Report how many lines in the listing below include the word "titik". Write nothing besides the number.
___ DATA
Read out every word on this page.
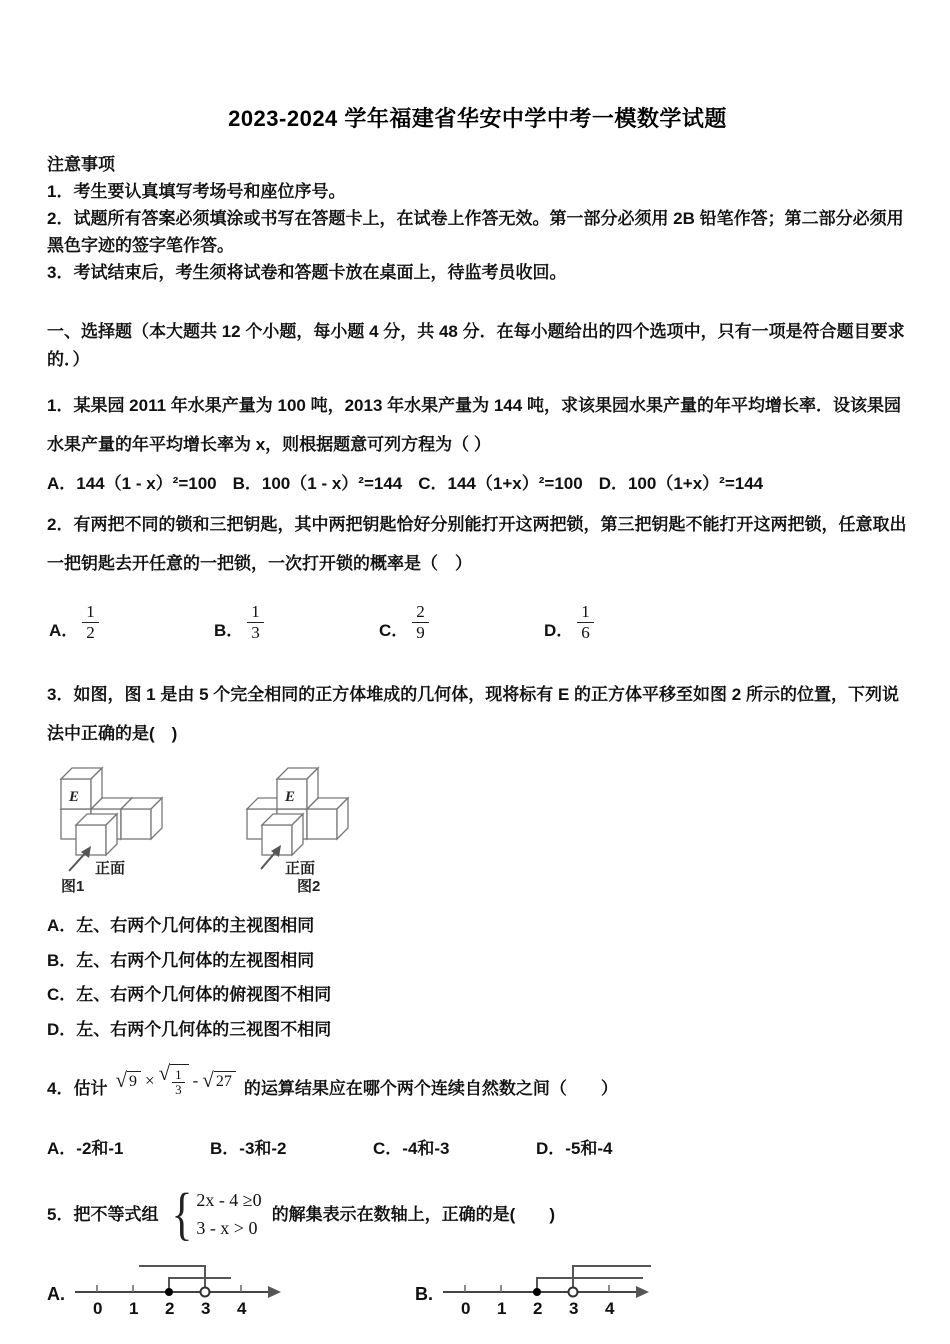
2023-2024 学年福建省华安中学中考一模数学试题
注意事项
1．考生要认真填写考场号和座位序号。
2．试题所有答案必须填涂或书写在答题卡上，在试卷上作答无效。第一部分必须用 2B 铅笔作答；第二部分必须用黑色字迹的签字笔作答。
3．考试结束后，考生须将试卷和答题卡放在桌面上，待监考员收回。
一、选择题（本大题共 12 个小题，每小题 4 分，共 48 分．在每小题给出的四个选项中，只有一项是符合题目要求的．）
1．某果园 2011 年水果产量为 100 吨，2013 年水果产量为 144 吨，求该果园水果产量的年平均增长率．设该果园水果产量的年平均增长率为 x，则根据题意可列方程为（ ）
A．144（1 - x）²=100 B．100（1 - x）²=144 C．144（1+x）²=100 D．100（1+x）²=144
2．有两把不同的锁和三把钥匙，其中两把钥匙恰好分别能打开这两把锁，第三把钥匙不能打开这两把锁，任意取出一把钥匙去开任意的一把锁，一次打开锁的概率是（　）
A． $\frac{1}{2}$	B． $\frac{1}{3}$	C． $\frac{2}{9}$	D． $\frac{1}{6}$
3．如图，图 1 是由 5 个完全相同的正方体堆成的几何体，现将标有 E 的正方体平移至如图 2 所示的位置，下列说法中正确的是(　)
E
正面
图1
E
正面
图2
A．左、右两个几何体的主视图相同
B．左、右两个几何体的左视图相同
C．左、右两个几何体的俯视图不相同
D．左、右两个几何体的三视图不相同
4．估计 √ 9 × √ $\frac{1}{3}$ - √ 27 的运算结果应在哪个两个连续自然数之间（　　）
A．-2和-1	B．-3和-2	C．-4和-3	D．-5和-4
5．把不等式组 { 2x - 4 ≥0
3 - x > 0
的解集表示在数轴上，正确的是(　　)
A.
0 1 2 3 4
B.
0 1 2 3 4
______
___ DATA
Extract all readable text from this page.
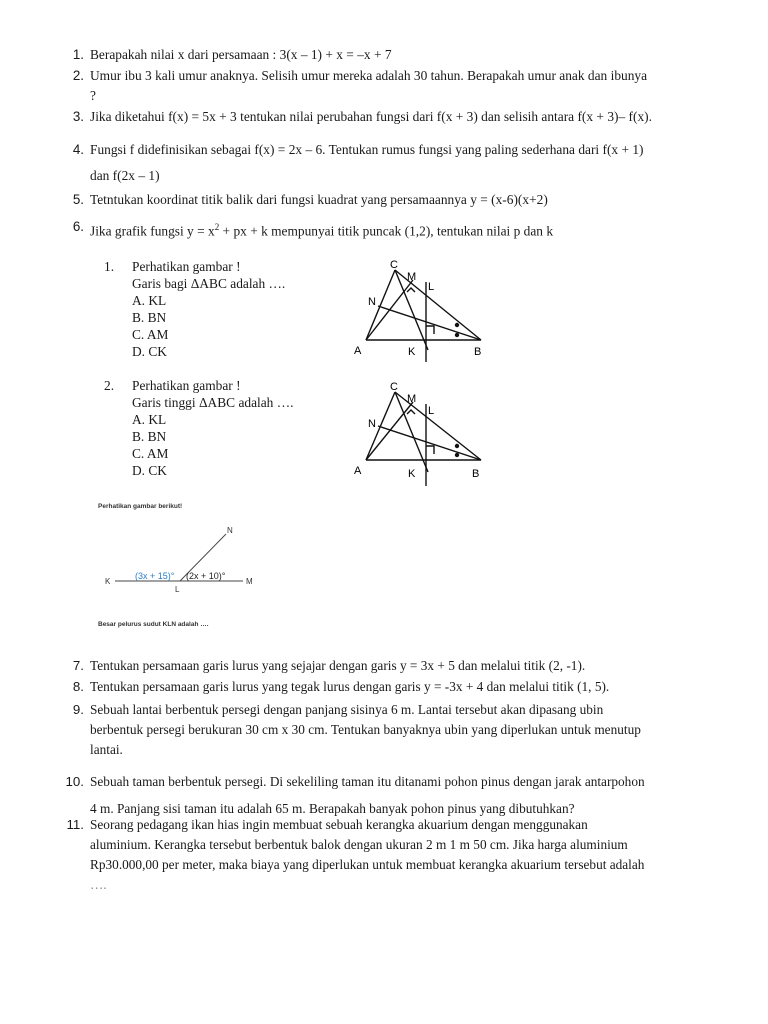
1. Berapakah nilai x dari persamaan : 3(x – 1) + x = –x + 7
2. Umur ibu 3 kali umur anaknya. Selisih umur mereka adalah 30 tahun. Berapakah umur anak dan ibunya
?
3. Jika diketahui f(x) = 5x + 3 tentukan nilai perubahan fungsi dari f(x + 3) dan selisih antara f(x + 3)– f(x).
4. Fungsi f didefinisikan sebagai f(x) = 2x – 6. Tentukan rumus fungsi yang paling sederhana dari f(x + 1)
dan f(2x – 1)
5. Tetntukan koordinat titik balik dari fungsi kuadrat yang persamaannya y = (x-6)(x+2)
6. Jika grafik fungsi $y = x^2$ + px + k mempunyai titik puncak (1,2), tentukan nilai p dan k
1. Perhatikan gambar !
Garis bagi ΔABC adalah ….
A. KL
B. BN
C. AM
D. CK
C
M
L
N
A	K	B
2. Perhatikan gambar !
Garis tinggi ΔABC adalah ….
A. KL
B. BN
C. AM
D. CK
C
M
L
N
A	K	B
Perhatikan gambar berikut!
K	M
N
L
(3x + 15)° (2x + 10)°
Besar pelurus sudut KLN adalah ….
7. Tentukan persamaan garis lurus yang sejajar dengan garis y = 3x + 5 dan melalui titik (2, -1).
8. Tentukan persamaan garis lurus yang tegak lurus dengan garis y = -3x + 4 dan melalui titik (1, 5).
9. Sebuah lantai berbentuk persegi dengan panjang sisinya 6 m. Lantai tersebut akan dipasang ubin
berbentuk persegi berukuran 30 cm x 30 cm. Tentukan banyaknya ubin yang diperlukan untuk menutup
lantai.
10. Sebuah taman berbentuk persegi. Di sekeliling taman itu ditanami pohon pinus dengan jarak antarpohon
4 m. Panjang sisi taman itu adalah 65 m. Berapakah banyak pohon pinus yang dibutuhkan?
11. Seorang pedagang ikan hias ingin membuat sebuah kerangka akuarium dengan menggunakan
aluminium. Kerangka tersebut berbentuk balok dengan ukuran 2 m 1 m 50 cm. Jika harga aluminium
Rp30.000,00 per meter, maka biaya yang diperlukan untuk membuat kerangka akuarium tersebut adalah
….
______
SOLUTION FOR THIS EXERCISE:
4